- Task to carry out:
State how many lines of the entries hold the string "Civitello", and nothing more.

- Data excerpts:
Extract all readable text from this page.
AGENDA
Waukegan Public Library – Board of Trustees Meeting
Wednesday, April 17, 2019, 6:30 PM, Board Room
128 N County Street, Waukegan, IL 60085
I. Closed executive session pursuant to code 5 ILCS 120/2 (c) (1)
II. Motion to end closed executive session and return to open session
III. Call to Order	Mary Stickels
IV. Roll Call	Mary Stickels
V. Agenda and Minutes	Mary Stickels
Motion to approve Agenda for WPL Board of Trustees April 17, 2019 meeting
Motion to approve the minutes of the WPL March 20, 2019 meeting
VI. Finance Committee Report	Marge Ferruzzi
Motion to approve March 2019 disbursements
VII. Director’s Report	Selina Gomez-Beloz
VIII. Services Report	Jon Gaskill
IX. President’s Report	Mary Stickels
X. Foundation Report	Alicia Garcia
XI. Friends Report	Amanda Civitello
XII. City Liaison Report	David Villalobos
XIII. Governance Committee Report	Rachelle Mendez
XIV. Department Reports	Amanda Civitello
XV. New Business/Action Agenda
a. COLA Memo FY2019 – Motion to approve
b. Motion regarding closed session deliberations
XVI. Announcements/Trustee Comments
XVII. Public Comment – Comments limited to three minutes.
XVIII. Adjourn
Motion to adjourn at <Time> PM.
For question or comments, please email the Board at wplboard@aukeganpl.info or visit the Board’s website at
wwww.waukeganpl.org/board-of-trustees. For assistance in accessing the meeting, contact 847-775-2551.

- Response to this exercise:
2